→ **Task**: Pictures do not belong in the copy; restate the records below word for word.

Begin Records provided

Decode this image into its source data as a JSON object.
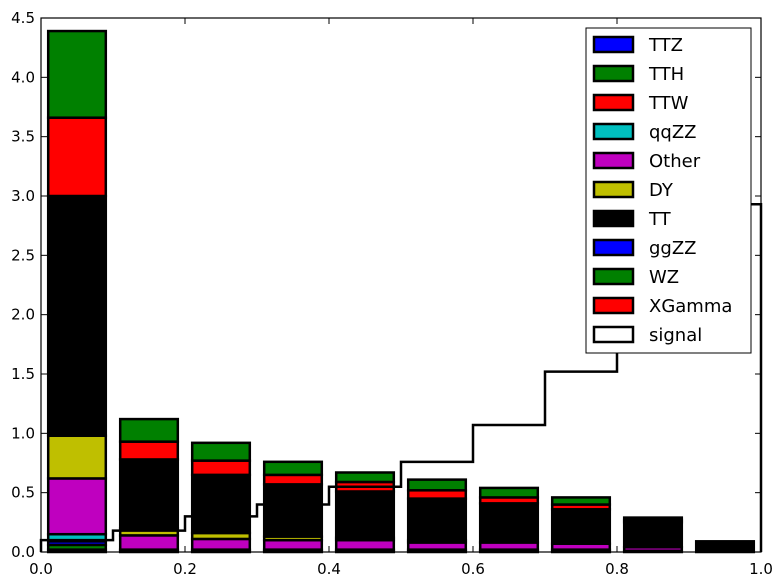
{
  "chart_data": {
    "type": "bar",
    "stacked": true,
    "title": "",
    "xlabel": "",
    "ylabel": "",
    "xlim": [
      0.0,
      1.0
    ],
    "ylim": [
      0.0,
      4.5
    ],
    "grid": false,
    "legend_position": "top-right",
    "x_ticks": [
      "0.0",
      "0.2",
      "0.4",
      "0.6",
      "0.8",
      "1.0"
    ],
    "y_ticks": [
      "0.0",
      "0.5",
      "1.0",
      "1.5",
      "2.0",
      "2.5",
      "3.0",
      "3.5",
      "4.0",
      "4.5"
    ],
    "bin_edges": [
      0.0,
      0.1,
      0.2,
      0.3,
      0.4,
      0.5,
      0.6,
      0.7,
      0.8,
      0.9,
      1.0
    ],
    "bar_width_fraction": 0.8,
    "series": [
      {
        "name": "XGamma",
        "color": "#ff0000",
        "values": [
          0.02,
          0.0,
          0.0,
          0.0,
          0.0,
          0.0,
          0.0,
          0.0,
          0.0,
          0.0
        ]
      },
      {
        "name": "WZ",
        "color": "#008000",
        "values": [
          0.04,
          0.0,
          0.0,
          0.0,
          0.0,
          0.0,
          0.0,
          0.0,
          0.0,
          0.0
        ]
      },
      {
        "name": "ggZZ",
        "color": "#0000ff",
        "values": [
          0.03,
          0.01,
          0.01,
          0.01,
          0.01,
          0.01,
          0.01,
          0.01,
          0.01,
          0.0
        ]
      },
      {
        "name": "qqZZ",
        "color": "#00bfbf",
        "values": [
          0.06,
          0.01,
          0.01,
          0.01,
          0.01,
          0.01,
          0.01,
          0.01,
          0.0,
          0.0
        ]
      },
      {
        "name": "Other",
        "color": "#bf00bf",
        "values": [
          0.47,
          0.12,
          0.09,
          0.08,
          0.08,
          0.06,
          0.06,
          0.05,
          0.03,
          0.0
        ]
      },
      {
        "name": "DY",
        "color": "#bfbf00",
        "values": [
          0.36,
          0.06,
          0.05,
          0.03,
          0.02,
          0.02,
          0.0,
          0.0,
          0.0,
          0.0
        ]
      },
      {
        "name": "TT",
        "color": "#000000",
        "values": [
          2.02,
          0.58,
          0.49,
          0.44,
          0.39,
          0.35,
          0.33,
          0.29,
          0.21,
          0.09
        ]
      },
      {
        "name": "TTW",
        "color": "#ff0000",
        "values": [
          0.66,
          0.15,
          0.12,
          0.08,
          0.08,
          0.07,
          0.05,
          0.04,
          0.02,
          0.0
        ]
      },
      {
        "name": "TTH",
        "color": "#008000",
        "values": [
          0.73,
          0.19,
          0.15,
          0.11,
          0.08,
          0.09,
          0.08,
          0.06,
          0.02,
          0.0
        ]
      },
      {
        "name": "TTZ",
        "color": "#0000ff",
        "values": [
          0.0,
          0.0,
          0.0,
          0.0,
          0.0,
          0.0,
          0.0,
          0.0,
          0.0,
          0.0
        ]
      }
    ],
    "signal": {
      "name": "signal",
      "color": "#000000",
      "type": "step",
      "values": [
        0.1,
        0.18,
        0.3,
        0.4,
        0.55,
        0.76,
        1.07,
        1.52,
        2.28,
        2.93
      ]
    },
    "legend": [
      "TTZ",
      "TTH",
      "TTW",
      "qqZZ",
      "Other",
      "DY",
      "TT",
      "ggZZ",
      "WZ",
      "XGamma",
      "signal"
    ]
  }
}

End Records provided

→ **Answer for the task**:
Decode this image into its source data as a JSON object.
{
  "chart_data": {
    "type": "bar",
    "stacked": true,
    "title": "",
    "xlabel": "",
    "ylabel": "",
    "xlim": [
      0.0,
      1.0
    ],
    "ylim": [
      0.0,
      4.5
    ],
    "grid": false,
    "legend_position": "top-right",
    "x_ticks": [
      "0.0",
      "0.2",
      "0.4",
      "0.6",
      "0.8",
      "1.0"
    ],
    "y_ticks": [
      "0.0",
      "0.5",
      "1.0",
      "1.5",
      "2.0",
      "2.5",
      "3.0",
      "3.5",
      "4.0",
      "4.5"
    ],
    "bin_edges": [
      0.0,
      0.1,
      0.2,
      0.3,
      0.4,
      0.5,
      0.6,
      0.7,
      0.8,
      0.9,
      1.0
    ],
    "bar_width_fraction": 0.8,
    "series": [
      {
        "name": "XGamma",
        "color": "#ff0000",
        "values": [
          0.02,
          0.0,
          0.0,
          0.0,
          0.0,
          0.0,
          0.0,
          0.0,
          0.0,
          0.0
        ]
      },
      {
        "name": "WZ",
        "color": "#008000",
        "values": [
          0.04,
          0.0,
          0.0,
          0.0,
          0.0,
          0.0,
          0.0,
          0.0,
          0.0,
          0.0
        ]
      },
      {
        "name": "ggZZ",
        "color": "#0000ff",
        "values": [
          0.03,
          0.01,
          0.01,
          0.01,
          0.01,
          0.01,
          0.01,
          0.01,
          0.01,
          0.0
        ]
      },
      {
        "name": "qqZZ",
        "color": "#00bfbf",
        "values": [
          0.06,
          0.01,
          0.01,
          0.01,
          0.01,
          0.01,
          0.01,
          0.01,
          0.0,
          0.0
        ]
      },
      {
        "name": "Other",
        "color": "#bf00bf",
        "values": [
          0.47,
          0.12,
          0.09,
          0.08,
          0.08,
          0.06,
          0.06,
          0.05,
          0.03,
          0.0
        ]
      },
      {
        "name": "DY",
        "color": "#bfbf00",
        "values": [
          0.36,
          0.06,
          0.05,
          0.03,
          0.02,
          0.02,
          0.0,
          0.0,
          0.0,
          0.0
        ]
      },
      {
        "name": "TT",
        "color": "#000000",
        "values": [
          2.02,
          0.58,
          0.49,
          0.44,
          0.39,
          0.35,
          0.33,
          0.29,
          0.21,
          0.09
        ]
      },
      {
        "name": "TTW",
        "color": "#ff0000",
        "values": [
          0.66,
          0.15,
          0.12,
          0.08,
          0.08,
          0.07,
          0.05,
          0.04,
          0.02,
          0.0
        ]
      },
      {
        "name": "TTH",
        "color": "#008000",
        "values": [
          0.73,
          0.19,
          0.15,
          0.11,
          0.08,
          0.09,
          0.08,
          0.06,
          0.02,
          0.0
        ]
      },
      {
        "name": "TTZ",
        "color": "#0000ff",
        "values": [
          0.0,
          0.0,
          0.0,
          0.0,
          0.0,
          0.0,
          0.0,
          0.0,
          0.0,
          0.0
        ]
      }
    ],
    "signal": {
      "name": "signal",
      "color": "#000000",
      "type": "step",
      "values": [
        0.1,
        0.18,
        0.3,
        0.4,
        0.55,
        0.76,
        1.07,
        1.52,
        2.28,
        2.93
      ]
    },
    "legend": [
      "TTZ",
      "TTH",
      "TTW",
      "qqZZ",
      "Other",
      "DY",
      "TT",
      "ggZZ",
      "WZ",
      "XGamma",
      "signal"
    ]
  }
}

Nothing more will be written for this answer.